* **SET TASK**:
Copy out all lines where "quantity" appears.

* **MATERIAL FOR THIS EXERCISE**:
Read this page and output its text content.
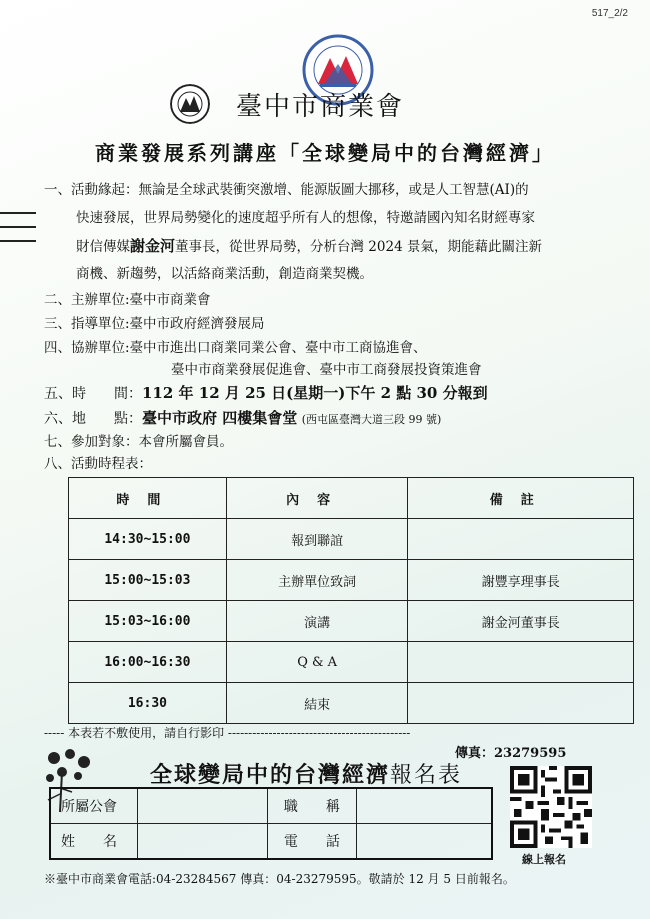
517_2/2
臺中市商業會
商業發展系列講座「全球變局中的台灣經濟」
一、活動緣起：無論是全球武裝衝突激增、能源版圖大挪移，或是人工智慧(AI)的
快速發展，世界局勢變化的速度超乎所有人的想像，特邀請國內知名財經專家
財信傳媒謝金河董事長，從世界局勢，分析台灣 2024 景氣，期能藉此關注新
商機、新趨勢，以活絡商業活動，創造商業契機。
二、主辦單位:臺中市商業會
三、指導單位:臺中市政府經濟發展局
四、協辦單位:臺中市進出口商業同業公會、臺中市工商協進會、
臺中市商業發展促進會、臺中市工商發展投資策進會
五、時　　間：112 年 12 月 25 日(星期一)下午 2 點 30 分報到
六、地　　點：臺中市政府 四樓集會堂 (西屯區臺灣大道三段 99 號)
七、參加對象：本會所屬會員。
八、活動時程表：
時間	內容	備註
14:30~15:00	報到聯誼	
15:00~15:03	主辦單位致詞	謝豐享理事長
15:03~16:00	演講	謝金河董事長
16:00~16:30	Q & A	
16:30	結束	
----- 本表若不敷使用，請自行影印 ---------------------------------------------
傳真：23279595
全球變局中的台灣經濟報名表
所屬公會		職　　稱	
姓　　名		電　　話	
線上報名
※臺中市商業會電話:04-23284567 傳真：04-23279595。敬請於 12 月 5 日前報名。
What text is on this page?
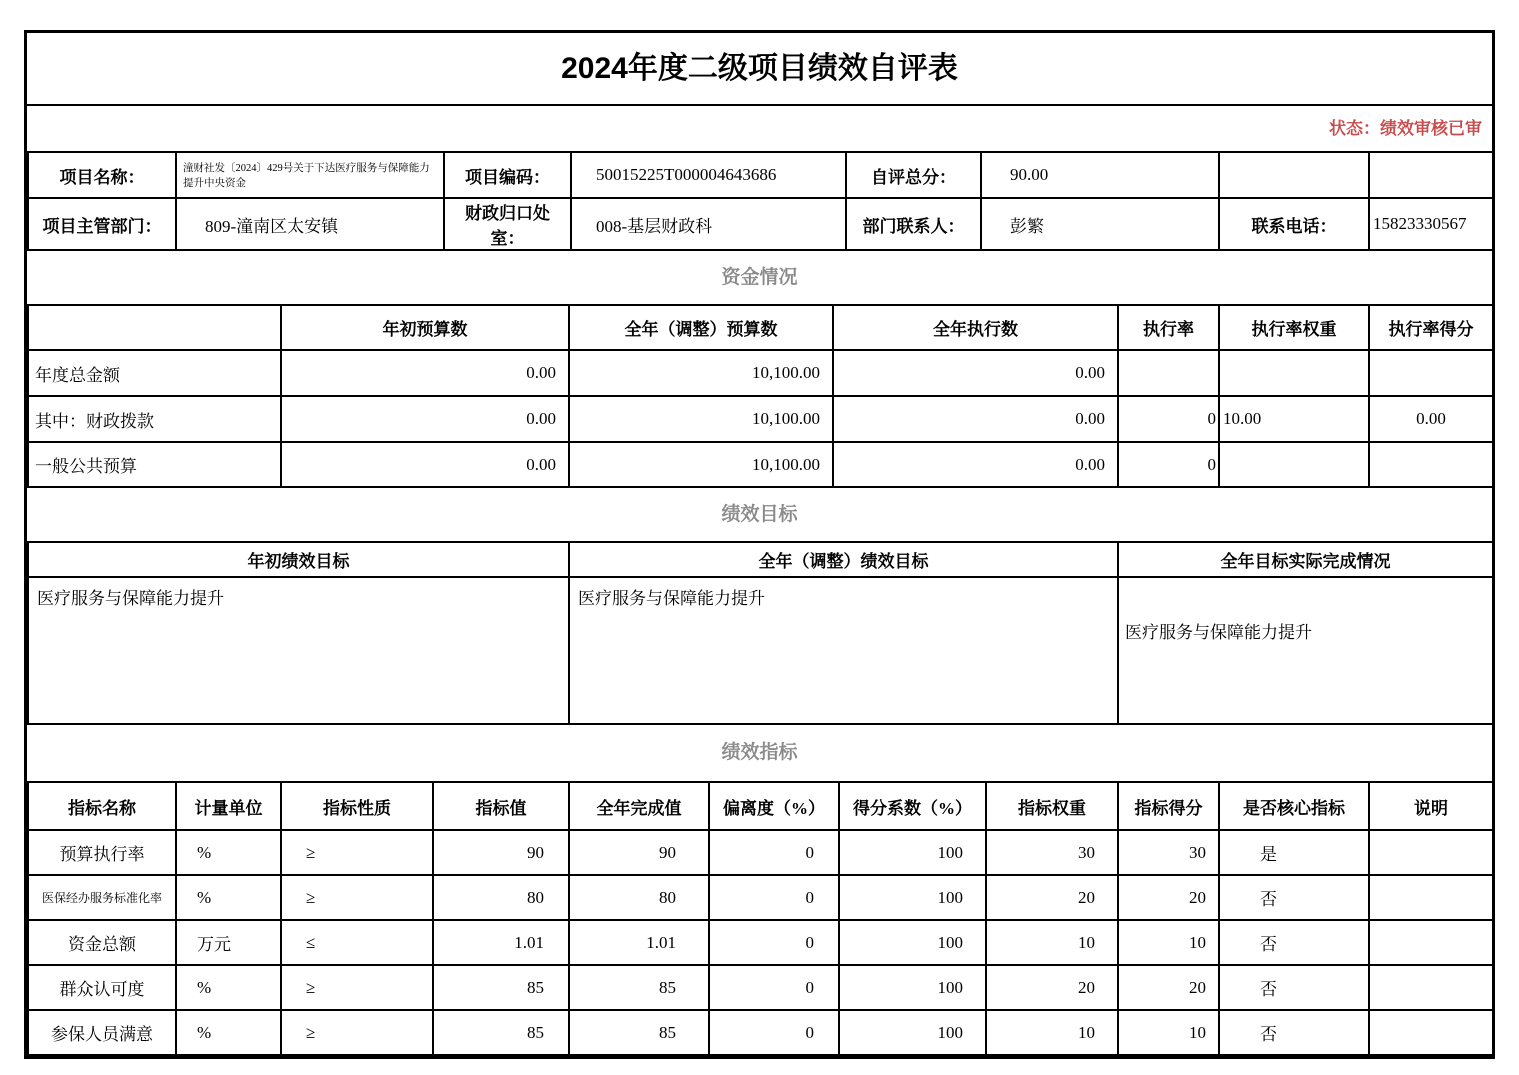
2024年度二级项目绩效自评表
状态：绩效审核已审
项目名称：	潼财社发〔2024〕429号关于下达医疗服务与保障能力提升中央资金	项目编码：	50015225T000004643686	自评总分：	90.00		
项目主管部门：	809-潼南区太安镇	财政归口处室：	008-基层财政科	部门联系人：	彭繁	联系电话：	15823330567
资金情况
	年初预算数	全年（调整）预算数	全年执行数	执行率	执行率权重	执行率得分
年度总金额	0.00	10,100.00	0.00			
其中：财政拨款	0.00	10,100.00	0.00	0	10.00	0.00
一般公共预算	0.00	10,100.00	0.00	0		
绩效目标
年初绩效目标	全年（调整）绩效目标	全年目标实际完成情况
医疗服务与保障能力提升	医疗服务与保障能力提升	医疗服务与保障能力提升
绩效指标
指标名称	计量单位	指标性质	指标值	全年完成值	偏离度（%）	得分系数（%）	指标权重	指标得分	是否核心指标	说明
预算执行率	%	≥	90	90	0	100	30	30	是	
医保经办服务标准化率	%	≥	80	80	0	100	20	20	否	
资金总额	万元	≤	1.01	1.01	0	100	10	10	否	
群众认可度	%	≥	85	85	0	100	20	20	否	
参保人员满意	%	≥	85	85	0	100	10	10	否	
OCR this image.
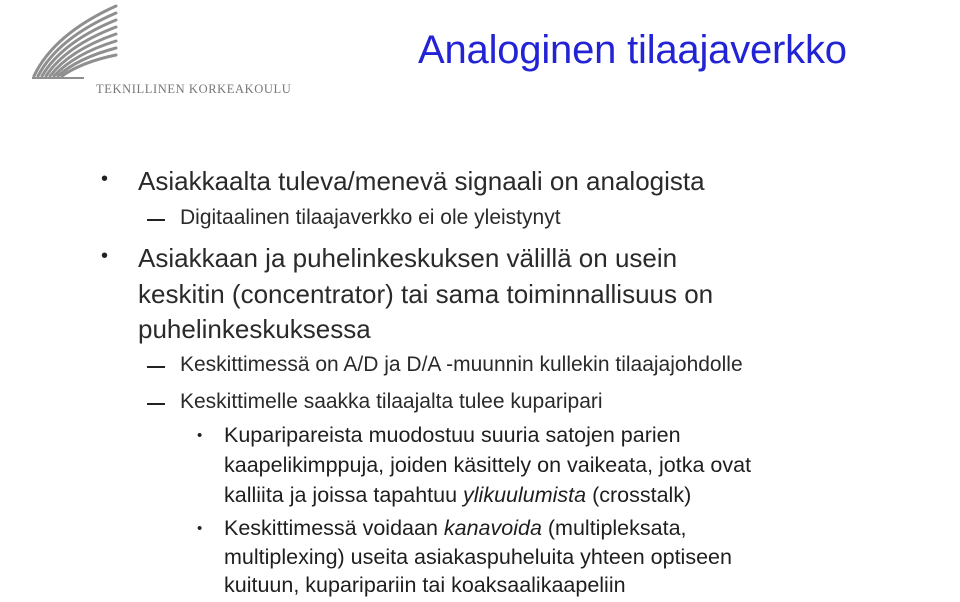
TEKNILLINEN KORKEAKOULU
Analoginen tilaajaverkko
• Asiakkaalta tuleva/menevä signaali on analogista
Digitaalinen tilaajaverkko ei ole yleistynyt
• Asiakkaan ja puhelinkeskuksen välillä on usein
keskitin (concentrator) tai sama toiminnallisuus on
puhelinkeskuksessa
Keskittimessä on A/D ja D/A -muunnin kullekin tilaajajohdolle
Keskittimelle saakka tilaajalta tulee kuparipari
• Kuparipareista muodostuu suuria satojen parien
kaapelikimppuja, joiden käsittely on vaikeata, jotka ovat
kalliita ja joissa tapahtuu ylikuulumista (crosstalk)
• Keskittimessä voidaan kanavoida (multipleksata,
multiplexing) useita asiakaspuheluita yhteen optiseen
kuituun, kuparipariin tai koaksaalikaapeliin
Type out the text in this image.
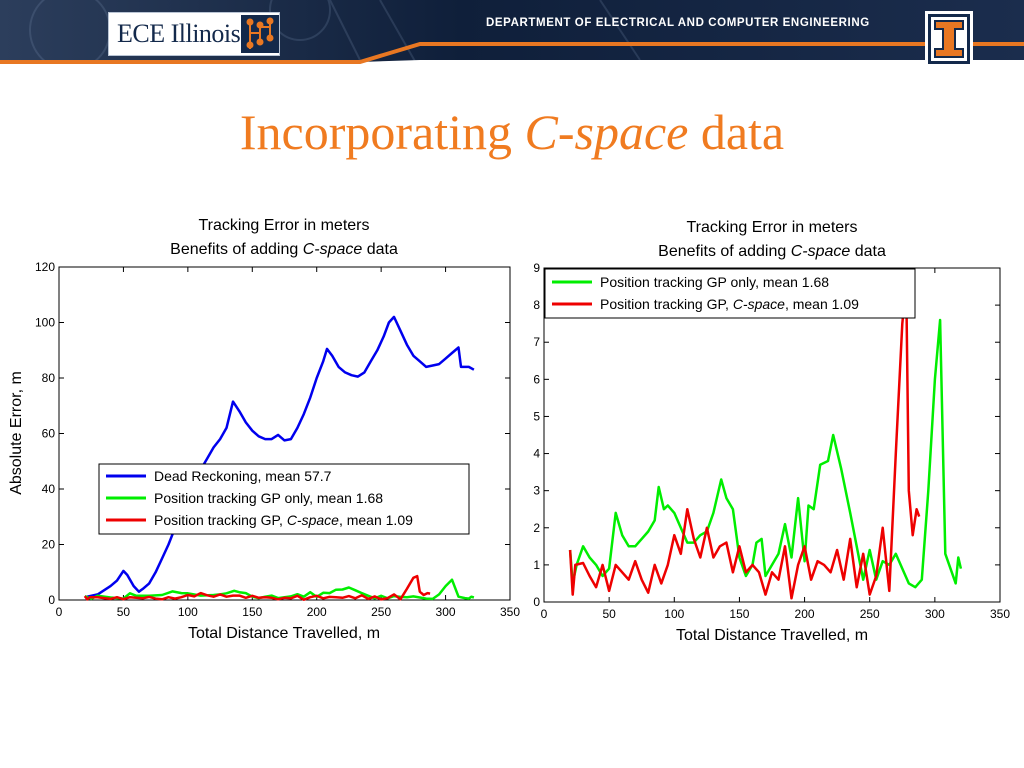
ECE Illinois	DEPARTMENT OF ELECTRICAL AND COMPUTER ENGINEERING
Incorporating C-space data
Tracking Error in meters
Benefits of adding C-space data
0	50	100	150	200	250	300	350
0
20
40
60
80
100
120
Total Distance Travelled, m
Absolute Error, m	Dead Reckoning, mean 57.7
Position tracking GP only, mean 1.68
Position tracking GP, C-space, mean 1.09
Tracking Error in meters
Benefits of adding C-space data
0	50	100	150	200	250	300	350
0
1
2
3
4
5
6
7
8
9
Total Distance Travelled, m
Position tracking GP only, mean 1.68
Position tracking GP, C-space, mean 1.09
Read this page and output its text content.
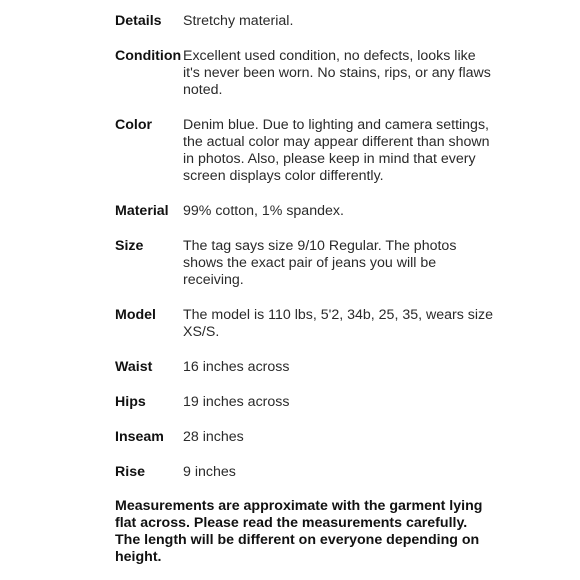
Details	Stretchy material.
Condition Excellent used condition, no defects, looks like it's never been worn. No stains, rips, or any flaws noted.
Color	Denim blue. Due to lighting and camera settings, the actual color may appear different than shown in photos. Also, please keep in mind that every screen displays color differently.
Material	99% cotton, 1% spandex.
Size	The tag says size 9/10 Regular. The photos shows the exact pair of jeans you will be receiving.
Model	The model is 110 lbs, 5'2, 34b, 25, 35, wears size XS/S.
Waist	16 inches across
Hips	19 inches across
Inseam	28 inches
Rise	9 inches
Measurements are approximate with the garment lying flat across. Please read the measurements carefully. The length will be different on everyone depending on height.
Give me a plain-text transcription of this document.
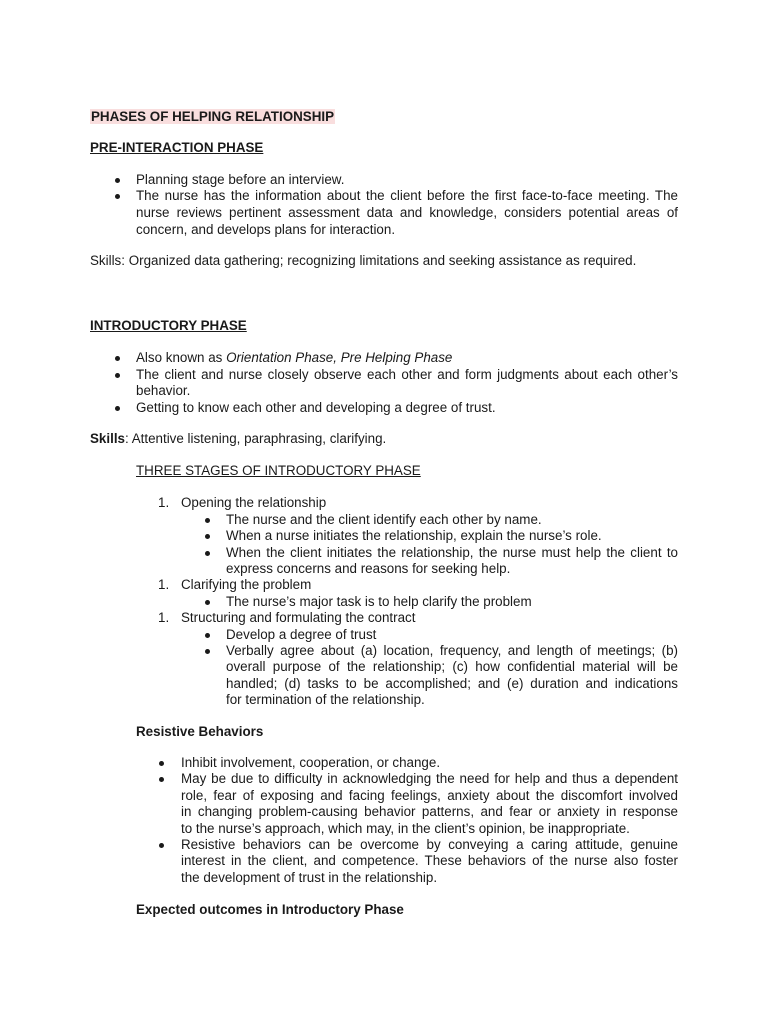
PHASES OF HELPING RELATIONSHIP
PRE-INTERACTION PHASE
Planning stage before an interview.
The nurse has the information about the client before the first face-to-face meeting. The
nurse reviews pertinent assessment data and knowledge, considers potential areas of
concern, and develops plans for interaction.
Skills: Organized data gathering; recognizing limitations and seeking assistance as required.
INTRODUCTORY PHASE
Also known as Orientation Phase, Pre Helping Phase
The client and nurse closely observe each other and form judgments about each other’s
behavior.
Getting to know each other and developing a degree of trust.
Skills: Attentive listening, paraphrasing, clarifying.
THREE STAGES OF INTRODUCTORY PHASE
1. Opening the relationship
The nurse and the client identify each other by name.
When a nurse initiates the relationship, explain the nurse’s role.
When the client initiates the relationship, the nurse must help the client to
express concerns and reasons for seeking help.
1. Clarifying the problem
The nurse’s major task is to help clarify the problem
1. Structuring and formulating the contract
Develop a degree of trust
Verbally agree about (a) location, frequency, and length of meetings; (b)
overall purpose of the relationship; (c) how confidential material will be
handled; (d) tasks to be accomplished; and (e) duration and indications
for termination of the relationship.
Resistive Behaviors
Inhibit involvement, cooperation, or change.
May be due to difficulty in acknowledging the need for help and thus a dependent
role, fear of exposing and facing feelings, anxiety about the discomfort involved
in changing problem-causing behavior patterns, and fear or anxiety in response
to the nurse’s approach, which may, in the client’s opinion, be inappropriate.
Resistive behaviors can be overcome by conveying a caring attitude, genuine
interest in the client, and competence. These behaviors of the nurse also foster
the development of trust in the relationship.
Expected outcomes in Introductory Phase
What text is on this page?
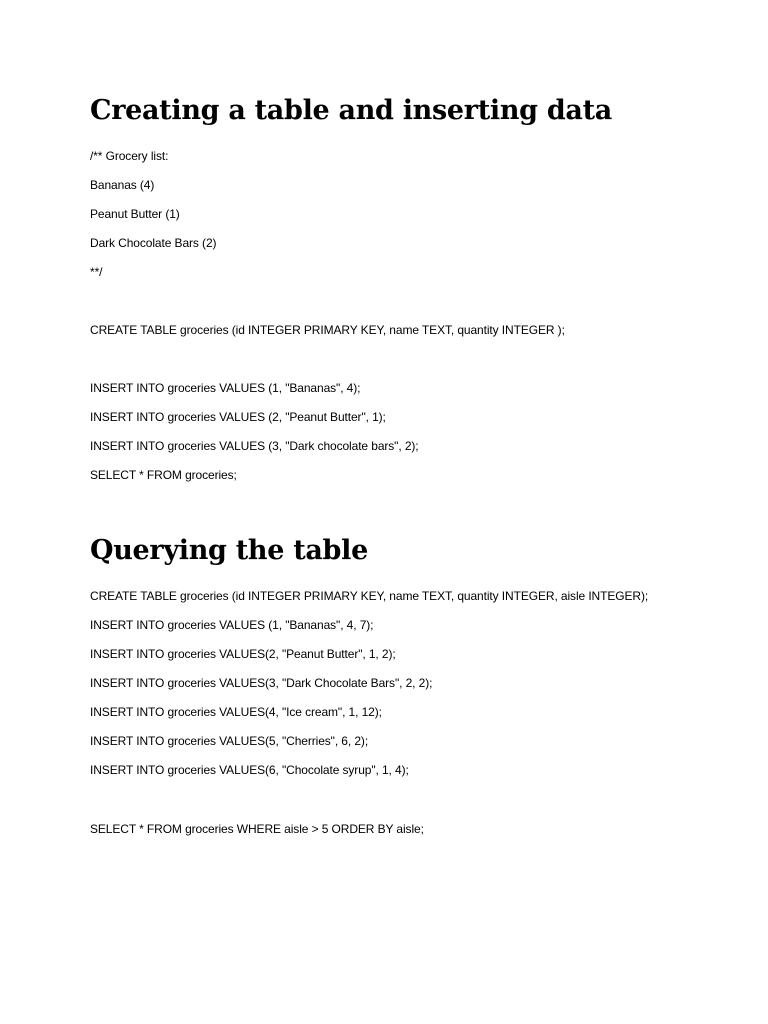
Creating a table and inserting data

/** Grocery list:

Bananas (4)

Peanut Butter (1)

Dark Chocolate Bars (2)

**/

CREATE TABLE groceries (id INTEGER PRIMARY KEY, name TEXT, quantity INTEGER );

INSERT INTO groceries VALUES (1, "Bananas", 4);

INSERT INTO groceries VALUES (2, "Peanut Butter", 1);

INSERT INTO groceries VALUES (3, "Dark chocolate bars", 2);

SELECT * FROM groceries;

Querying the table

CREATE TABLE groceries (id INTEGER PRIMARY KEY, name TEXT, quantity INTEGER, aisle INTEGER);

INSERT INTO groceries VALUES (1, "Bananas", 4, 7);

INSERT INTO groceries VALUES(2, "Peanut Butter", 1, 2);

INSERT INTO groceries VALUES(3, "Dark Chocolate Bars", 2, 2);

INSERT INTO groceries VALUES(4, "Ice cream", 1, 12);

INSERT INTO groceries VALUES(5, "Cherries", 6, 2);

INSERT INTO groceries VALUES(6, "Chocolate syrup", 1, 4);

SELECT * FROM groceries WHERE aisle > 5 ORDER BY aisle;
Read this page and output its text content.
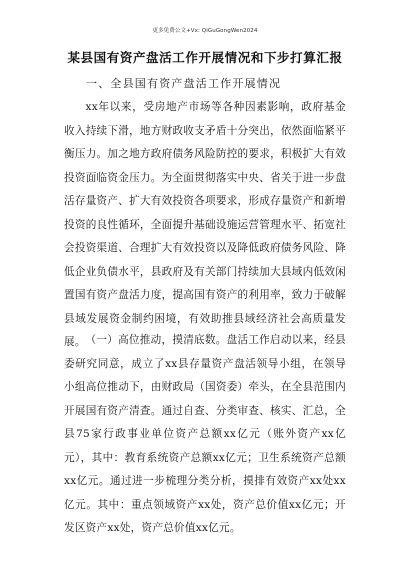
更多免费公文+Vx: QiGuGongWen2024
某县国有资产盘活工作开展情况和下步打算汇报
一、全县国有资产盘活工作开展情况

xx年以来，受房地产市场等各种因素影响，政府基金收入持续下滑，地方财政收支矛盾十分突出，依然面临紧平衡压力。加之地方政府债务风险防控的要求，积极扩大有效投资面临资金压力。为全面贯彻落实中央、省关于进一步盘活存量资产、扩大有效投资各项要求，形成存量资产和新增投资的良性循环，全面提升基础设施运营管理水平、拓宽社会投资渠道、合理扩大有效投资以及降低政府债务风险、降低企业负债水平，县政府及有关部门持续加大县域内低效闲置国有资产盘活力度，提高国有资产的利用率，致力于破解县域发展资金制约困境，有效助推县域经济社会高质量发展。 （一）高位推动，摸清底数。盘活工作启动以来，经县委研究同意，成立了xx县存量资产盘活领导小组，在领导小组高位推动下，由财政局（国资委）牵头，在全县范围内开展国有资产清查。通过自查、分类审查、核实、汇总，全县75家行政事业单位资产总额xx亿元（账外资产xx亿元），其中：教育系统资产总额xx亿元；卫生系统资产总额xx亿元。通过进一步梳理分类分析，摸排有效资产xx处xx亿元。其中：重点领域资产xx处，资产总价值xx亿元；开发区资产xx处，资产总价值xx亿元。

* **EXPECTED ANSWER**:
CREATE TABLE groceries (id INTEGER PRIMARY KEY, name TEXT, quantity INTEGER );
CREATE TABLE groceries (id INTEGER PRIMARY KEY, name TEXT, quantity INTEGER, aisle INTEGER);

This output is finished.